## What needs to be done
Retype the whole listing below, character for character.

— Begin Listing —

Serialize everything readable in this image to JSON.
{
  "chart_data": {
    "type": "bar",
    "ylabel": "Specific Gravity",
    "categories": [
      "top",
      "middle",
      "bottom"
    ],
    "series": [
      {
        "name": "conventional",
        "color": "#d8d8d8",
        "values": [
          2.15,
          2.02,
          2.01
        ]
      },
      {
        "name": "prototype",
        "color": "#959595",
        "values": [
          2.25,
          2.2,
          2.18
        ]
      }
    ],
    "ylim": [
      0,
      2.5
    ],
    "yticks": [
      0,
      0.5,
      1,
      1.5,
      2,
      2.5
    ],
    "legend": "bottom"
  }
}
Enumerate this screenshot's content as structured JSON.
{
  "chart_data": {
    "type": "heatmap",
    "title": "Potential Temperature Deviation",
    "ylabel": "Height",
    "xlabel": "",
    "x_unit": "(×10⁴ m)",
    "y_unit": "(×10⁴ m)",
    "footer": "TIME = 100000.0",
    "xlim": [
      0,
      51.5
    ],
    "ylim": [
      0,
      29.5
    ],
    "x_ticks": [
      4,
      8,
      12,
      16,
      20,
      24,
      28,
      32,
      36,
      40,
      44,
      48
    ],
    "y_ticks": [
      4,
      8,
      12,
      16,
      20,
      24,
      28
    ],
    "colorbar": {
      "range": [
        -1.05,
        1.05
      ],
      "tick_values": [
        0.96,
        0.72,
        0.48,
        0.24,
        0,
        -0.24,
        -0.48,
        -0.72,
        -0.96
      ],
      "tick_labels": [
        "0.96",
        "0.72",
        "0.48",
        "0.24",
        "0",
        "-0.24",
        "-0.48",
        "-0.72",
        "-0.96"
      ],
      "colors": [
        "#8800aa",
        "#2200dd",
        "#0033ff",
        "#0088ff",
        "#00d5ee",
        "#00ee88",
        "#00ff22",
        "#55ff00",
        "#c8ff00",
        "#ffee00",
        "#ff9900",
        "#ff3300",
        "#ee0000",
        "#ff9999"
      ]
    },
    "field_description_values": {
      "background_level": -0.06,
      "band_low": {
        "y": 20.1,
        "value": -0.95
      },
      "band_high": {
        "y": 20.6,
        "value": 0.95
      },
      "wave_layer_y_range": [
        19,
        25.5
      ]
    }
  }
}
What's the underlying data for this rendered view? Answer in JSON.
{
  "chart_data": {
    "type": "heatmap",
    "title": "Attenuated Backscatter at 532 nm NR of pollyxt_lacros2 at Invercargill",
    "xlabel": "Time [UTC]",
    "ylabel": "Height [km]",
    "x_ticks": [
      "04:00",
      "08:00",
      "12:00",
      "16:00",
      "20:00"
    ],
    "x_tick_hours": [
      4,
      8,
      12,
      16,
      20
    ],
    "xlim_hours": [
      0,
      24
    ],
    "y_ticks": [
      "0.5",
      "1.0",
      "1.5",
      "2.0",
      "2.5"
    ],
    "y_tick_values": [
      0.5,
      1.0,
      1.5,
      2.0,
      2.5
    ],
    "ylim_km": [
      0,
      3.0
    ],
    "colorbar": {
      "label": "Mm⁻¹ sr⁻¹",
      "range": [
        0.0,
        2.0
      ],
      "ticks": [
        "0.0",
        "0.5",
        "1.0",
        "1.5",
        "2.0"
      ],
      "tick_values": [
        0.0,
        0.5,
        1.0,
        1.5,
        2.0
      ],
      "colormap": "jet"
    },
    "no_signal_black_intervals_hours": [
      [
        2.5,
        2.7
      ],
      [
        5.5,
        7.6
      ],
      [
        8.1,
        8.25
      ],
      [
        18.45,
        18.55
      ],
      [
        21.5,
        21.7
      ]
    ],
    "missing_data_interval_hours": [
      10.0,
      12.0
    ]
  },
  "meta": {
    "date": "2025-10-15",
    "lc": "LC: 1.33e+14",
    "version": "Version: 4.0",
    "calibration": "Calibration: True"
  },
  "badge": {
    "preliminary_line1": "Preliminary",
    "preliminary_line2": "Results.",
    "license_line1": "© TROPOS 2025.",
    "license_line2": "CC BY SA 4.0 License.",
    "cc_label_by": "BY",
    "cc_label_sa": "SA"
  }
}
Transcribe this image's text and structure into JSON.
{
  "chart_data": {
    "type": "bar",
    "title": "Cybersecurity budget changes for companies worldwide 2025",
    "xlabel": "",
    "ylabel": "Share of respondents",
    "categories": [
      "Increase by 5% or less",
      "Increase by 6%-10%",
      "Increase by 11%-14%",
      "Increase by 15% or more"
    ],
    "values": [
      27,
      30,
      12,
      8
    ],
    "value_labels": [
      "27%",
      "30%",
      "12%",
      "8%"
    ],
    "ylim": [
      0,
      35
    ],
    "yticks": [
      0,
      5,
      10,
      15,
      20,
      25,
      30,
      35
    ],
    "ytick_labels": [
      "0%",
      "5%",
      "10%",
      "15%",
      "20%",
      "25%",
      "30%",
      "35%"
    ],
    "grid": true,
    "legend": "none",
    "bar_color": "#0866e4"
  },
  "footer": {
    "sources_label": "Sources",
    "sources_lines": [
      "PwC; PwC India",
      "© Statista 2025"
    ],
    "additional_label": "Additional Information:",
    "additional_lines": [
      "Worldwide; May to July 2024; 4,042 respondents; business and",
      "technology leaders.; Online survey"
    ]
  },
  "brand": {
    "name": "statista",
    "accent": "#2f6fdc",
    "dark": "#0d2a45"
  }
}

— End Listing —

## Task output
Serialize everything readable in this image to JSON.
{
  "chart_data": {
    "type": "bar",
    "ylabel": "Specific Gravity",
    "categories": [
      "top",
      "middle",
      "bottom"
    ],
    "series": [
      {
        "name": "conventional",
        "color": "#d8d8d8",
        "values": [
          2.15,
          2.02,
          2.01
        ]
      },
      {
        "name": "prototype",
        "color": "#959595",
        "values": [
          2.25,
          2.2,
          2.18
        ]
      }
    ],
    "ylim": [
      0,
      2.5
    ],
    "yticks": [
      0,
      0.5,
      1,
      1.5,
      2,
      2.5
    ],
    "legend": "bottom"
  }
}
Enumerate this screenshot's content as structured JSON.
{
  "chart_data": {
    "type": "heatmap",
    "title": "Potential Temperature Deviation",
    "ylabel": "Height",
    "xlabel": "",
    "x_unit": "(×10⁴ m)",
    "y_unit": "(×10⁴ m)",
    "footer": "TIME = 100000.0",
    "xlim": [
      0,
      51.5
    ],
    "ylim": [
      0,
      29.5
    ],
    "x_ticks": [
      4,
      8,
      12,
      16,
      20,
      24,
      28,
      32,
      36,
      40,
      44,
      48
    ],
    "y_ticks": [
      4,
      8,
      12,
      16,
      20,
      24,
      28
    ],
    "colorbar": {
      "range": [
        -1.05,
        1.05
      ],
      "tick_values": [
        0.96,
        0.72,
        0.48,
        0.24,
        0,
        -0.24,
        -0.48,
        -0.72,
        -0.96
      ],
      "tick_labels": [
        "0.96",
        "0.72",
        "0.48",
        "0.24",
        "0",
        "-0.24",
        "-0.48",
        "-0.72",
        "-0.96"
      ],
      "colors": [
        "#8800aa",
        "#2200dd",
        "#0033ff",
        "#0088ff",
        "#00d5ee",
        "#00ee88",
        "#00ff22",
        "#55ff00",
        "#c8ff00",
        "#ffee00",
        "#ff9900",
        "#ff3300",
        "#ee0000",
        "#ff9999"
      ]
    },
    "field_description_values": {
      "background_level": -0.06,
      "band_low": {
        "y": 20.1,
        "value": -0.95
      },
      "band_high": {
        "y": 20.6,
        "value": 0.95
      },
      "wave_layer_y_range": [
        19,
        25.5
      ]
    }
  }
}
What's the underlying data for this rendered view? Answer in JSON.
{
  "chart_data": {
    "type": "heatmap",
    "title": "Attenuated Backscatter at 532 nm NR of pollyxt_lacros2 at Invercargill",
    "xlabel": "Time [UTC]",
    "ylabel": "Height [km]",
    "x_ticks": [
      "04:00",
      "08:00",
      "12:00",
      "16:00",
      "20:00"
    ],
    "x_tick_hours": [
      4,
      8,
      12,
      16,
      20
    ],
    "xlim_hours": [
      0,
      24
    ],
    "y_ticks": [
      "0.5",
      "1.0",
      "1.5",
      "2.0",
      "2.5"
    ],
    "y_tick_values": [
      0.5,
      1.0,
      1.5,
      2.0,
      2.5
    ],
    "ylim_km": [
      0,
      3.0
    ],
    "colorbar": {
      "label": "Mm⁻¹ sr⁻¹",
      "range": [
        0.0,
        2.0
      ],
      "ticks": [
        "0.0",
        "0.5",
        "1.0",
        "1.5",
        "2.0"
      ],
      "tick_values": [
        0.0,
        0.5,
        1.0,
        1.5,
        2.0
      ],
      "colormap": "jet"
    },
    "no_signal_black_intervals_hours": [
      [
        2.5,
        2.7
      ],
      [
        5.5,
        7.6
      ],
      [
        8.1,
        8.25
      ],
      [
        18.45,
        18.55
      ],
      [
        21.5,
        21.7
      ]
    ],
    "missing_data_interval_hours": [
      10.0,
      12.0
    ]
  },
  "meta": {
    "date": "2025-10-15",
    "lc": "LC: 1.33e+14",
    "version": "Version: 4.0",
    "calibration": "Calibration: True"
  },
  "badge": {
    "preliminary_line1": "Preliminary",
    "preliminary_line2": "Results.",
    "license_line1": "© TROPOS 2025.",
    "license_line2": "CC BY SA 4.0 License.",
    "cc_label_by": "BY",
    "cc_label_sa": "SA"
  }
}
Transcribe this image's text and structure into JSON.
{
  "chart_data": {
    "type": "bar",
    "title": "Cybersecurity budget changes for companies worldwide 2025",
    "xlabel": "",
    "ylabel": "Share of respondents",
    "categories": [
      "Increase by 5% or less",
      "Increase by 6%-10%",
      "Increase by 11%-14%",
      "Increase by 15% or more"
    ],
    "values": [
      27,
      30,
      12,
      8
    ],
    "value_labels": [
      "27%",
      "30%",
      "12%",
      "8%"
    ],
    "ylim": [
      0,
      35
    ],
    "yticks": [
      0,
      5,
      10,
      15,
      20,
      25,
      30,
      35
    ],
    "ytick_labels": [
      "0%",
      "5%",
      "10%",
      "15%",
      "20%",
      "25%",
      "30%",
      "35%"
    ],
    "grid": true,
    "legend": "none",
    "bar_color": "#0866e4"
  },
  "footer": {
    "sources_label": "Sources",
    "sources_lines": [
      "PwC; PwC India",
      "© Statista 2025"
    ],
    "additional_label": "Additional Information:",
    "additional_lines": [
      "Worldwide; May to July 2024; 4,042 respondents; business and",
      "technology leaders.; Online survey"
    ]
  },
  "brand": {
    "name": "statista",
    "accent": "#2f6fdc",
    "dark": "#0d2a45"
  }
}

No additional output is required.